> _Supplied records_
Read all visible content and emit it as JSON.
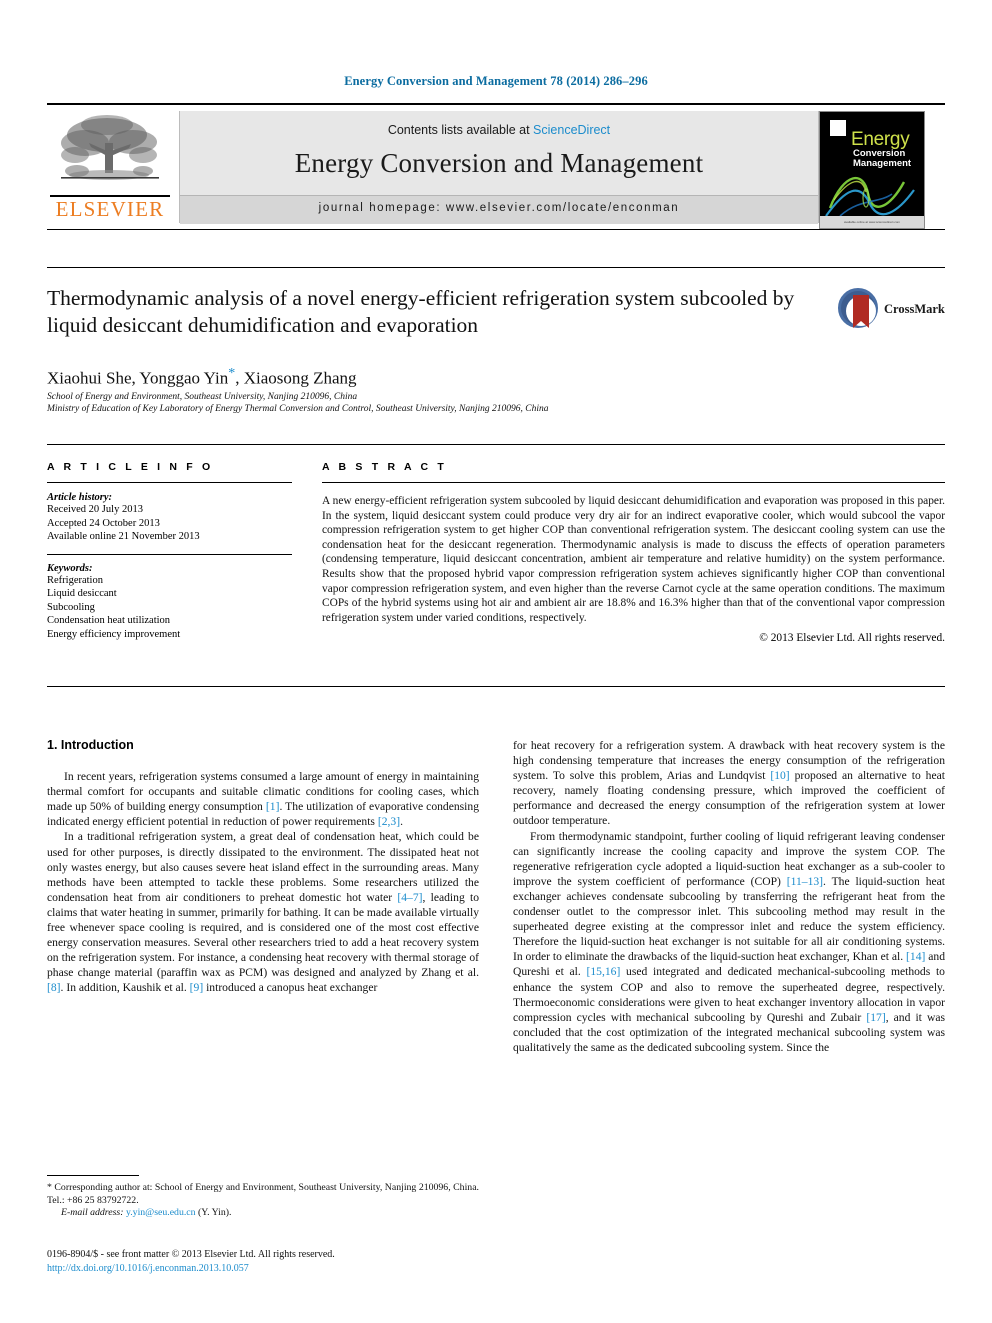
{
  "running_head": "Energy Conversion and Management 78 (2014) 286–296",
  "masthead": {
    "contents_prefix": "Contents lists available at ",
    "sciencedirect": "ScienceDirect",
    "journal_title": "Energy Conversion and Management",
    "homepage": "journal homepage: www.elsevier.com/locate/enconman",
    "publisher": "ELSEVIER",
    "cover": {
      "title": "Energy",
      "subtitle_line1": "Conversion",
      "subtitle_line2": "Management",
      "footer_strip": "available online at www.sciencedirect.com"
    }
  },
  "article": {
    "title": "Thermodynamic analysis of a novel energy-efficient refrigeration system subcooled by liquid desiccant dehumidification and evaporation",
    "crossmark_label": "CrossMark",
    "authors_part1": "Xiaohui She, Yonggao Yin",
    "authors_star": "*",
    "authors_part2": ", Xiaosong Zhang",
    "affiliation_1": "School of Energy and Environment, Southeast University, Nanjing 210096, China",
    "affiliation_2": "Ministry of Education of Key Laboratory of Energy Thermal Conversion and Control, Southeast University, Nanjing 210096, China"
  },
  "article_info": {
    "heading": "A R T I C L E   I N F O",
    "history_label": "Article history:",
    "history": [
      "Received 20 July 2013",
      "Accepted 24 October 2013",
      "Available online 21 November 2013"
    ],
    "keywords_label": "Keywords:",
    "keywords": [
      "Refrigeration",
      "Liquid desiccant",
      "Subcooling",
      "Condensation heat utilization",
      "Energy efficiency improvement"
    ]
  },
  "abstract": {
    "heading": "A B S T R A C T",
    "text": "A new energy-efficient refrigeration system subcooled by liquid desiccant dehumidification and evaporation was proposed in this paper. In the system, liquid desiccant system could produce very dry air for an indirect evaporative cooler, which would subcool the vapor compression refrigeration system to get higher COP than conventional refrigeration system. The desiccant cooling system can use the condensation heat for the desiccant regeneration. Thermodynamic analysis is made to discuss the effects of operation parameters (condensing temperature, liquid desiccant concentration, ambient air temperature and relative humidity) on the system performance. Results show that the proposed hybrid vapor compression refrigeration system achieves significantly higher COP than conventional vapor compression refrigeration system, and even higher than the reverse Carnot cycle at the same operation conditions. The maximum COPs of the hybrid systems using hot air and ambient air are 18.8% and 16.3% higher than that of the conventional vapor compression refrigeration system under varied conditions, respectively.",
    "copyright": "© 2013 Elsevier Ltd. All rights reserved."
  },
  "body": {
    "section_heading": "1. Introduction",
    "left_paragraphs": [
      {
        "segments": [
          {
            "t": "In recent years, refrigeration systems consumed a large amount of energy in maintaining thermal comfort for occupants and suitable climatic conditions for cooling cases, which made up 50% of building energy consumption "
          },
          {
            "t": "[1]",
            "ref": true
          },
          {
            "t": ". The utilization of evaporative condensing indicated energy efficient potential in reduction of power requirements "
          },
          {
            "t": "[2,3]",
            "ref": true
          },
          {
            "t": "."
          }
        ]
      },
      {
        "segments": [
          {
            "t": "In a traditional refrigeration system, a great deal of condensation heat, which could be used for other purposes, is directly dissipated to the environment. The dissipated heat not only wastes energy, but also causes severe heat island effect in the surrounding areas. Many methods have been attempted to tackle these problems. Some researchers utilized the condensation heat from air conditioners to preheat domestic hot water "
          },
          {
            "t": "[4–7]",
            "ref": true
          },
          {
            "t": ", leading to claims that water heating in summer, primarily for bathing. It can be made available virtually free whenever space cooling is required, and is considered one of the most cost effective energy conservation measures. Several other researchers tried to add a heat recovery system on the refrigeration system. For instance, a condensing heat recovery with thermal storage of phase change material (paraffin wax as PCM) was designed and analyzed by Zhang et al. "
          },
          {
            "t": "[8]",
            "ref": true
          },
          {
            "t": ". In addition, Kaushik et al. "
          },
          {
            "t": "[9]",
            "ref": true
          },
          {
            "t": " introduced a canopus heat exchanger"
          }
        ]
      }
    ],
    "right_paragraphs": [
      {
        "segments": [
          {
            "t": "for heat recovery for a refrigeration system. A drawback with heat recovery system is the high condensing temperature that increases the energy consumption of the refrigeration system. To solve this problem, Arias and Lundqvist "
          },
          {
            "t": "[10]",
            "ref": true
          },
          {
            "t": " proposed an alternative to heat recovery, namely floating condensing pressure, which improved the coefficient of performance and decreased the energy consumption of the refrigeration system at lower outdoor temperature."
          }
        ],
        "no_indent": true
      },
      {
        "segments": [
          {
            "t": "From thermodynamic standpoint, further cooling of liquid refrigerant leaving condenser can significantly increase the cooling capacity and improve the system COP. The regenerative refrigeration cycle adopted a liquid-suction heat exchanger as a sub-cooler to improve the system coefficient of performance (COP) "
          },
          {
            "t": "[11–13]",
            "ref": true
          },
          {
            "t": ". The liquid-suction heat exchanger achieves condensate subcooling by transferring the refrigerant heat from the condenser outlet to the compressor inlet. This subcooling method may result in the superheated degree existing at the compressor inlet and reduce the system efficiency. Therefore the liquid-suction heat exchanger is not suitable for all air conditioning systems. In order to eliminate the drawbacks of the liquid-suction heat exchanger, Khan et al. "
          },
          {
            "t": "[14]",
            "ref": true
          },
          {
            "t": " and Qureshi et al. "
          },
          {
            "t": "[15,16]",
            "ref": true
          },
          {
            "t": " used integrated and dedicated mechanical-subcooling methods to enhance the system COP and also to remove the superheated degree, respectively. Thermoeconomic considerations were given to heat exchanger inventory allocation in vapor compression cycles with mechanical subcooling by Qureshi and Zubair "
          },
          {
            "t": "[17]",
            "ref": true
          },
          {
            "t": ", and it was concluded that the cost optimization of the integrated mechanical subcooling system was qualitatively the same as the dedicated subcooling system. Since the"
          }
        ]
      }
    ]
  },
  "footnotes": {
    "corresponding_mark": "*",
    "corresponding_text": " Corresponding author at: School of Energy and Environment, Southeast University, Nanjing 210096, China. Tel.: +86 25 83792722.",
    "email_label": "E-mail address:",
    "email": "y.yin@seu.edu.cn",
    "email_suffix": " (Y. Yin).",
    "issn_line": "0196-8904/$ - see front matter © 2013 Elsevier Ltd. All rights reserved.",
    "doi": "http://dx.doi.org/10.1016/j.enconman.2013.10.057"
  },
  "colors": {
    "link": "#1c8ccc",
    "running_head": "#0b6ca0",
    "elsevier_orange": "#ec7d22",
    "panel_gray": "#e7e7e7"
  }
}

> _What you should do_
Reproduce the entries exactly. Do not carry over any picture.

> _Written answer_
Read all visible content and emit it as JSON.
{
  "running_head": "Energy Conversion and Management 78 (2014) 286–296",
  "masthead": {
    "contents_prefix": "Contents lists available at ",
    "sciencedirect": "ScienceDirect",
    "journal_title": "Energy Conversion and Management",
    "homepage": "journal homepage: www.elsevier.com/locate/enconman",
    "publisher": "ELSEVIER",
    "cover": {
      "title": "Energy",
      "subtitle_line1": "Conversion",
      "subtitle_line2": "Management",
      "footer_strip": "available online at www.sciencedirect.com"
    }
  },
  "article": {
    "title": "Thermodynamic analysis of a novel energy-efficient refrigeration system subcooled by liquid desiccant dehumidification and evaporation",
    "crossmark_label": "CrossMark",
    "authors_part1": "Xiaohui She, Yonggao Yin",
    "authors_star": "*",
    "authors_part2": ", Xiaosong Zhang",
    "affiliation_1": "School of Energy and Environment, Southeast University, Nanjing 210096, China",
    "affiliation_2": "Ministry of Education of Key Laboratory of Energy Thermal Conversion and Control, Southeast University, Nanjing 210096, China"
  },
  "article_info": {
    "heading": "A R T I C L E   I N F O",
    "history_label": "Article history:",
    "history": [
      "Received 20 July 2013",
      "Accepted 24 October 2013",
      "Available online 21 November 2013"
    ],
    "keywords_label": "Keywords:",
    "keywords": [
      "Refrigeration",
      "Liquid desiccant",
      "Subcooling",
      "Condensation heat utilization",
      "Energy efficiency improvement"
    ]
  },
  "abstract": {
    "heading": "A B S T R A C T",
    "text": "A new energy-efficient refrigeration system subcooled by liquid desiccant dehumidification and evaporation was proposed in this paper. In the system, liquid desiccant system could produce very dry air for an indirect evaporative cooler, which would subcool the vapor compression refrigeration system to get higher COP than conventional refrigeration system. The desiccant cooling system can use the condensation heat for the desiccant regeneration. Thermodynamic analysis is made to discuss the effects of operation parameters (condensing temperature, liquid desiccant concentration, ambient air temperature and relative humidity) on the system performance. Results show that the proposed hybrid vapor compression refrigeration system achieves significantly higher COP than conventional vapor compression refrigeration system, and even higher than the reverse Carnot cycle at the same operation conditions. The maximum COPs of the hybrid systems using hot air and ambient air are 18.8% and 16.3% higher than that of the conventional vapor compression refrigeration system under varied conditions, respectively.",
    "copyright": "© 2013 Elsevier Ltd. All rights reserved."
  },
  "body": {
    "section_heading": "1. Introduction",
    "left_paragraphs": [
      {
        "segments": [
          {
            "t": "In recent years, refrigeration systems consumed a large amount of energy in maintaining thermal comfort for occupants and suitable climatic conditions for cooling cases, which made up 50% of building energy consumption "
          },
          {
            "t": "[1]",
            "ref": true
          },
          {
            "t": ". The utilization of evaporative condensing indicated energy efficient potential in reduction of power requirements "
          },
          {
            "t": "[2,3]",
            "ref": true
          },
          {
            "t": "."
          }
        ]
      },
      {
        "segments": [
          {
            "t": "In a traditional refrigeration system, a great deal of condensation heat, which could be used for other purposes, is directly dissipated to the environment. The dissipated heat not only wastes energy, but also causes severe heat island effect in the surrounding areas. Many methods have been attempted to tackle these problems. Some researchers utilized the condensation heat from air conditioners to preheat domestic hot water "
          },
          {
            "t": "[4–7]",
            "ref": true
          },
          {
            "t": ", leading to claims that water heating in summer, primarily for bathing. It can be made available virtually free whenever space cooling is required, and is considered one of the most cost effective energy conservation measures. Several other researchers tried to add a heat recovery system on the refrigeration system. For instance, a condensing heat recovery with thermal storage of phase change material (paraffin wax as PCM) was designed and analyzed by Zhang et al. "
          },
          {
            "t": "[8]",
            "ref": true
          },
          {
            "t": ". In addition, Kaushik et al. "
          },
          {
            "t": "[9]",
            "ref": true
          },
          {
            "t": " introduced a canopus heat exchanger"
          }
        ]
      }
    ],
    "right_paragraphs": [
      {
        "segments": [
          {
            "t": "for heat recovery for a refrigeration system. A drawback with heat recovery system is the high condensing temperature that increases the energy consumption of the refrigeration system. To solve this problem, Arias and Lundqvist "
          },
          {
            "t": "[10]",
            "ref": true
          },
          {
            "t": " proposed an alternative to heat recovery, namely floating condensing pressure, which improved the coefficient of performance and decreased the energy consumption of the refrigeration system at lower outdoor temperature."
          }
        ],
        "no_indent": true
      },
      {
        "segments": [
          {
            "t": "From thermodynamic standpoint, further cooling of liquid refrigerant leaving condenser can significantly increase the cooling capacity and improve the system COP. The regenerative refrigeration cycle adopted a liquid-suction heat exchanger as a sub-cooler to improve the system coefficient of performance (COP) "
          },
          {
            "t": "[11–13]",
            "ref": true
          },
          {
            "t": ". The liquid-suction heat exchanger achieves condensate subcooling by transferring the refrigerant heat from the condenser outlet to the compressor inlet. This subcooling method may result in the superheated degree existing at the compressor inlet and reduce the system efficiency. Therefore the liquid-suction heat exchanger is not suitable for all air conditioning systems. In order to eliminate the drawbacks of the liquid-suction heat exchanger, Khan et al. "
          },
          {
            "t": "[14]",
            "ref": true
          },
          {
            "t": " and Qureshi et al. "
          },
          {
            "t": "[15,16]",
            "ref": true
          },
          {
            "t": " used integrated and dedicated mechanical-subcooling methods to enhance the system COP and also to remove the superheated degree, respectively. Thermoeconomic considerations were given to heat exchanger inventory allocation in vapor compression cycles with mechanical subcooling by Qureshi and Zubair "
          },
          {
            "t": "[17]",
            "ref": true
          },
          {
            "t": ", and it was concluded that the cost optimization of the integrated mechanical subcooling system was qualitatively the same as the dedicated subcooling system. Since the"
          }
        ]
      }
    ]
  },
  "footnotes": {
    "corresponding_mark": "*",
    "corresponding_text": " Corresponding author at: School of Energy and Environment, Southeast University, Nanjing 210096, China. Tel.: +86 25 83792722.",
    "email_label": "E-mail address:",
    "email": "y.yin@seu.edu.cn",
    "email_suffix": " (Y. Yin).",
    "issn_line": "0196-8904/$ - see front matter © 2013 Elsevier Ltd. All rights reserved.",
    "doi": "http://dx.doi.org/10.1016/j.enconman.2013.10.057"
  },
  "colors": {
    "link": "#1c8ccc",
    "running_head": "#0b6ca0",
    "elsevier_orange": "#ec7d22",
    "panel_gray": "#e7e7e7"
  }
}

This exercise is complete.